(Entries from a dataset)
----
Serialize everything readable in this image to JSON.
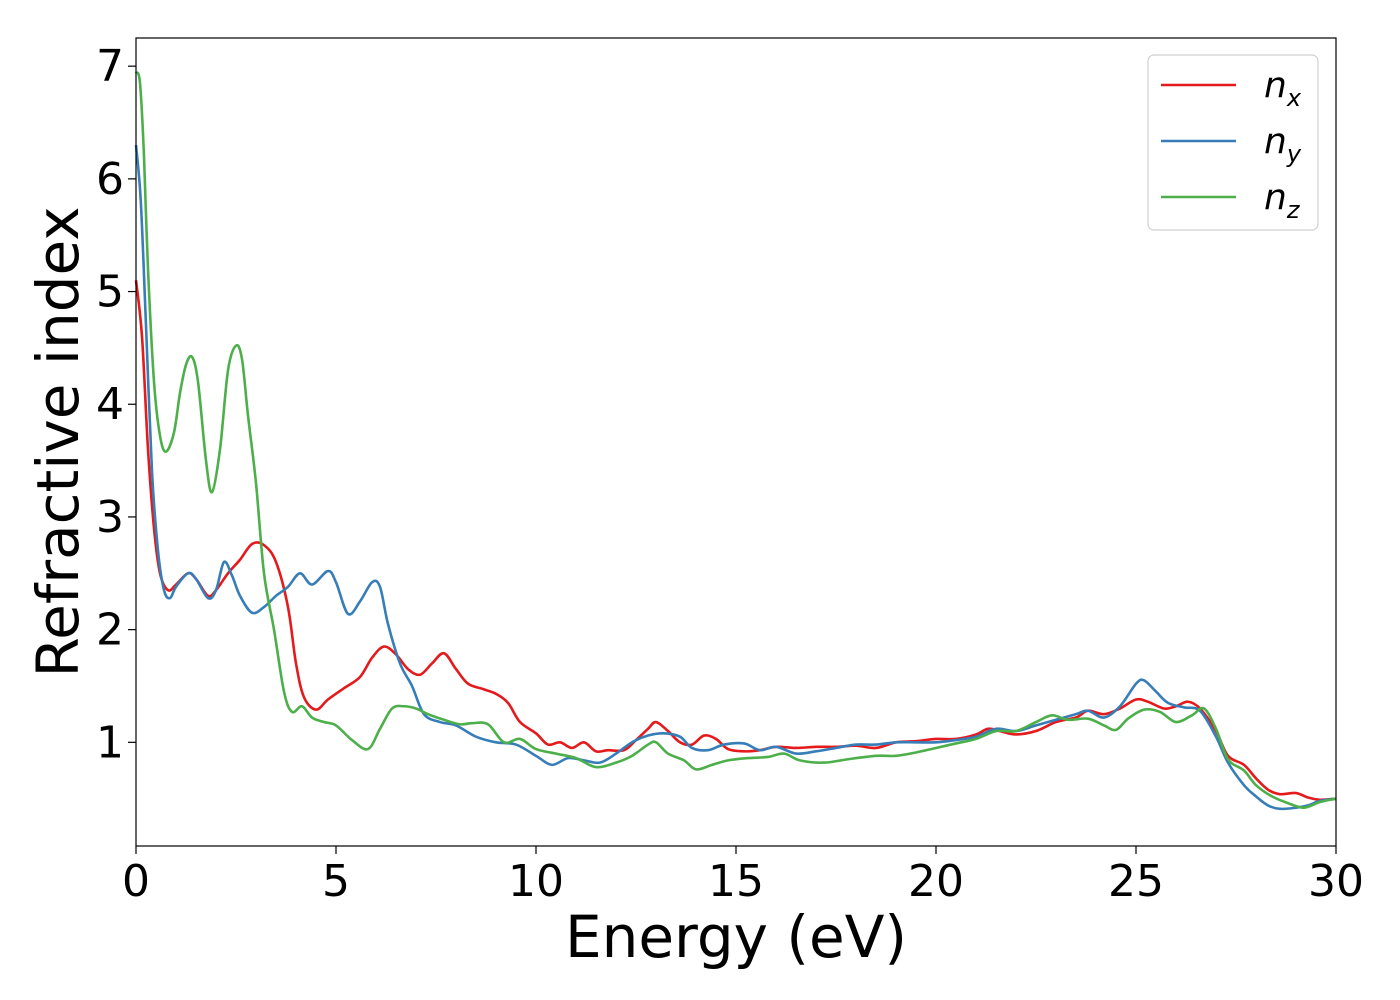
{
  "chart_data": {
    "type": "line",
    "xlabel": "Energy (eV)",
    "ylabel": "Refractive index",
    "xlim": [
      0,
      30
    ],
    "ylim": [
      0.08,
      7.25
    ],
    "xticks": [
      0,
      5,
      10,
      15,
      20,
      25,
      30
    ],
    "yticks": [
      1,
      2,
      3,
      4,
      5,
      6,
      7
    ],
    "grid": false,
    "legend": "top-right",
    "series": [
      {
        "name": "n",
        "subscript": "x",
        "color": "#e41a1c",
        "points": [
          [
            0,
            5.1
          ],
          [
            0.15,
            4.6
          ],
          [
            0.3,
            3.6
          ],
          [
            0.45,
            2.9
          ],
          [
            0.6,
            2.5
          ],
          [
            0.8,
            2.35
          ],
          [
            1.0,
            2.4
          ],
          [
            1.3,
            2.5
          ],
          [
            1.5,
            2.45
          ],
          [
            1.8,
            2.3
          ],
          [
            2.0,
            2.35
          ],
          [
            2.3,
            2.5
          ],
          [
            2.6,
            2.62
          ],
          [
            2.9,
            2.76
          ],
          [
            3.2,
            2.75
          ],
          [
            3.5,
            2.6
          ],
          [
            3.8,
            2.2
          ],
          [
            4.0,
            1.7
          ],
          [
            4.2,
            1.4
          ],
          [
            4.5,
            1.29
          ],
          [
            4.8,
            1.38
          ],
          [
            5.2,
            1.48
          ],
          [
            5.6,
            1.58
          ],
          [
            5.9,
            1.75
          ],
          [
            6.2,
            1.85
          ],
          [
            6.5,
            1.78
          ],
          [
            6.8,
            1.65
          ],
          [
            7.1,
            1.6
          ],
          [
            7.4,
            1.7
          ],
          [
            7.7,
            1.79
          ],
          [
            8.0,
            1.65
          ],
          [
            8.3,
            1.52
          ],
          [
            8.7,
            1.47
          ],
          [
            9.0,
            1.43
          ],
          [
            9.3,
            1.35
          ],
          [
            9.6,
            1.18
          ],
          [
            10.0,
            1.08
          ],
          [
            10.3,
            0.98
          ],
          [
            10.6,
            1.0
          ],
          [
            10.9,
            0.95
          ],
          [
            11.2,
            1.0
          ],
          [
            11.5,
            0.92
          ],
          [
            11.8,
            0.93
          ],
          [
            12.2,
            0.93
          ],
          [
            12.5,
            1.02
          ],
          [
            12.8,
            1.12
          ],
          [
            13.0,
            1.18
          ],
          [
            13.3,
            1.1
          ],
          [
            13.6,
            1.0
          ],
          [
            13.9,
            0.98
          ],
          [
            14.2,
            1.06
          ],
          [
            14.5,
            1.03
          ],
          [
            14.8,
            0.94
          ],
          [
            15.2,
            0.92
          ],
          [
            15.6,
            0.93
          ],
          [
            16.0,
            0.96
          ],
          [
            16.5,
            0.95
          ],
          [
            17.0,
            0.96
          ],
          [
            17.5,
            0.96
          ],
          [
            18.0,
            0.97
          ],
          [
            18.5,
            0.95
          ],
          [
            19.0,
            1.0
          ],
          [
            19.5,
            1.01
          ],
          [
            20.0,
            1.03
          ],
          [
            20.5,
            1.03
          ],
          [
            21.0,
            1.07
          ],
          [
            21.3,
            1.12
          ],
          [
            21.6,
            1.1
          ],
          [
            22.0,
            1.07
          ],
          [
            22.5,
            1.1
          ],
          [
            23.0,
            1.18
          ],
          [
            23.5,
            1.22
          ],
          [
            23.8,
            1.28
          ],
          [
            24.2,
            1.25
          ],
          [
            24.6,
            1.3
          ],
          [
            25.0,
            1.38
          ],
          [
            25.3,
            1.36
          ],
          [
            25.7,
            1.3
          ],
          [
            26.0,
            1.32
          ],
          [
            26.3,
            1.36
          ],
          [
            26.6,
            1.3
          ],
          [
            27.0,
            1.1
          ],
          [
            27.3,
            0.88
          ],
          [
            27.7,
            0.8
          ],
          [
            28.0,
            0.68
          ],
          [
            28.3,
            0.58
          ],
          [
            28.6,
            0.54
          ],
          [
            29.0,
            0.55
          ],
          [
            29.3,
            0.51
          ],
          [
            29.6,
            0.49
          ],
          [
            30.0,
            0.5
          ]
        ]
      },
      {
        "name": "n",
        "subscript": "y",
        "color": "#377eb8",
        "points": [
          [
            0,
            6.3
          ],
          [
            0.12,
            5.8
          ],
          [
            0.25,
            4.7
          ],
          [
            0.4,
            3.4
          ],
          [
            0.55,
            2.7
          ],
          [
            0.7,
            2.35
          ],
          [
            0.85,
            2.28
          ],
          [
            1.0,
            2.38
          ],
          [
            1.3,
            2.5
          ],
          [
            1.5,
            2.45
          ],
          [
            1.8,
            2.28
          ],
          [
            2.0,
            2.35
          ],
          [
            2.2,
            2.6
          ],
          [
            2.4,
            2.48
          ],
          [
            2.6,
            2.3
          ],
          [
            2.9,
            2.15
          ],
          [
            3.2,
            2.2
          ],
          [
            3.5,
            2.3
          ],
          [
            3.8,
            2.38
          ],
          [
            4.1,
            2.5
          ],
          [
            4.4,
            2.4
          ],
          [
            4.8,
            2.52
          ],
          [
            5.0,
            2.42
          ],
          [
            5.3,
            2.14
          ],
          [
            5.6,
            2.25
          ],
          [
            5.9,
            2.42
          ],
          [
            6.1,
            2.38
          ],
          [
            6.3,
            2.05
          ],
          [
            6.6,
            1.7
          ],
          [
            6.9,
            1.5
          ],
          [
            7.2,
            1.25
          ],
          [
            7.6,
            1.18
          ],
          [
            8.0,
            1.15
          ],
          [
            8.5,
            1.05
          ],
          [
            9.0,
            1.0
          ],
          [
            9.5,
            0.98
          ],
          [
            10.0,
            0.88
          ],
          [
            10.4,
            0.8
          ],
          [
            10.8,
            0.86
          ],
          [
            11.2,
            0.84
          ],
          [
            11.6,
            0.82
          ],
          [
            12.0,
            0.9
          ],
          [
            12.4,
            1.0
          ],
          [
            12.8,
            1.06
          ],
          [
            13.2,
            1.08
          ],
          [
            13.6,
            1.05
          ],
          [
            13.9,
            0.95
          ],
          [
            14.3,
            0.93
          ],
          [
            14.7,
            0.98
          ],
          [
            15.2,
            0.99
          ],
          [
            15.6,
            0.93
          ],
          [
            16.0,
            0.96
          ],
          [
            16.5,
            0.9
          ],
          [
            17.0,
            0.92
          ],
          [
            17.5,
            0.95
          ],
          [
            18.0,
            0.98
          ],
          [
            18.5,
            0.98
          ],
          [
            19.0,
            1.0
          ],
          [
            19.5,
            1.0
          ],
          [
            20.0,
            1.0
          ],
          [
            20.5,
            1.02
          ],
          [
            21.0,
            1.05
          ],
          [
            21.5,
            1.12
          ],
          [
            22.0,
            1.1
          ],
          [
            22.5,
            1.15
          ],
          [
            23.0,
            1.2
          ],
          [
            23.5,
            1.25
          ],
          [
            23.8,
            1.28
          ],
          [
            24.2,
            1.22
          ],
          [
            24.6,
            1.32
          ],
          [
            25.0,
            1.52
          ],
          [
            25.2,
            1.55
          ],
          [
            25.5,
            1.45
          ],
          [
            25.8,
            1.35
          ],
          [
            26.2,
            1.31
          ],
          [
            26.6,
            1.28
          ],
          [
            27.0,
            1.05
          ],
          [
            27.3,
            0.82
          ],
          [
            27.7,
            0.62
          ],
          [
            28.0,
            0.52
          ],
          [
            28.3,
            0.44
          ],
          [
            28.6,
            0.41
          ],
          [
            29.0,
            0.42
          ],
          [
            29.3,
            0.44
          ],
          [
            29.6,
            0.48
          ],
          [
            30.0,
            0.5
          ]
        ]
      },
      {
        "name": "n",
        "subscript": "z",
        "color": "#4daf4a",
        "points": [
          [
            0,
            6.95
          ],
          [
            0.1,
            6.85
          ],
          [
            0.2,
            6.2
          ],
          [
            0.3,
            5.2
          ],
          [
            0.45,
            4.2
          ],
          [
            0.6,
            3.72
          ],
          [
            0.75,
            3.58
          ],
          [
            0.95,
            3.75
          ],
          [
            1.1,
            4.1
          ],
          [
            1.25,
            4.35
          ],
          [
            1.4,
            4.42
          ],
          [
            1.55,
            4.2
          ],
          [
            1.75,
            3.5
          ],
          [
            1.9,
            3.22
          ],
          [
            2.1,
            3.6
          ],
          [
            2.3,
            4.3
          ],
          [
            2.5,
            4.52
          ],
          [
            2.65,
            4.4
          ],
          [
            2.8,
            3.9
          ],
          [
            3.0,
            3.3
          ],
          [
            3.2,
            2.5
          ],
          [
            3.45,
            2.0
          ],
          [
            3.7,
            1.45
          ],
          [
            3.9,
            1.27
          ],
          [
            4.15,
            1.32
          ],
          [
            4.4,
            1.22
          ],
          [
            4.7,
            1.18
          ],
          [
            5.0,
            1.15
          ],
          [
            5.4,
            1.02
          ],
          [
            5.8,
            0.94
          ],
          [
            6.1,
            1.12
          ],
          [
            6.4,
            1.3
          ],
          [
            6.7,
            1.32
          ],
          [
            7.0,
            1.3
          ],
          [
            7.3,
            1.25
          ],
          [
            7.7,
            1.2
          ],
          [
            8.1,
            1.16
          ],
          [
            8.4,
            1.17
          ],
          [
            8.8,
            1.16
          ],
          [
            9.2,
            1.0
          ],
          [
            9.6,
            1.03
          ],
          [
            10.0,
            0.94
          ],
          [
            10.5,
            0.9
          ],
          [
            11.0,
            0.86
          ],
          [
            11.5,
            0.78
          ],
          [
            12.0,
            0.82
          ],
          [
            12.4,
            0.88
          ],
          [
            12.8,
            0.98
          ],
          [
            13.0,
            1.0
          ],
          [
            13.3,
            0.9
          ],
          [
            13.7,
            0.84
          ],
          [
            14.0,
            0.76
          ],
          [
            14.4,
            0.8
          ],
          [
            14.8,
            0.84
          ],
          [
            15.3,
            0.86
          ],
          [
            15.8,
            0.87
          ],
          [
            16.2,
            0.9
          ],
          [
            16.6,
            0.84
          ],
          [
            17.2,
            0.82
          ],
          [
            17.8,
            0.85
          ],
          [
            18.5,
            0.88
          ],
          [
            19.0,
            0.88
          ],
          [
            19.5,
            0.91
          ],
          [
            20.0,
            0.95
          ],
          [
            20.5,
            0.99
          ],
          [
            21.0,
            1.03
          ],
          [
            21.5,
            1.1
          ],
          [
            22.0,
            1.1
          ],
          [
            22.5,
            1.18
          ],
          [
            22.9,
            1.24
          ],
          [
            23.3,
            1.2
          ],
          [
            23.8,
            1.21
          ],
          [
            24.2,
            1.15
          ],
          [
            24.5,
            1.11
          ],
          [
            24.8,
            1.21
          ],
          [
            25.2,
            1.29
          ],
          [
            25.6,
            1.27
          ],
          [
            26.0,
            1.18
          ],
          [
            26.4,
            1.24
          ],
          [
            26.7,
            1.3
          ],
          [
            27.0,
            1.12
          ],
          [
            27.3,
            0.85
          ],
          [
            27.7,
            0.75
          ],
          [
            28.0,
            0.62
          ],
          [
            28.4,
            0.52
          ],
          [
            28.8,
            0.46
          ],
          [
            29.2,
            0.42
          ],
          [
            29.6,
            0.47
          ],
          [
            30.0,
            0.5
          ]
        ]
      }
    ]
  }
}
----
* [What you are asked to do] Locate the string "subscript" in the listing above and copy every line where it occurs.

* [The answer]
        "subscript": "x",
        "subscript": "y",
        "subscript": "z",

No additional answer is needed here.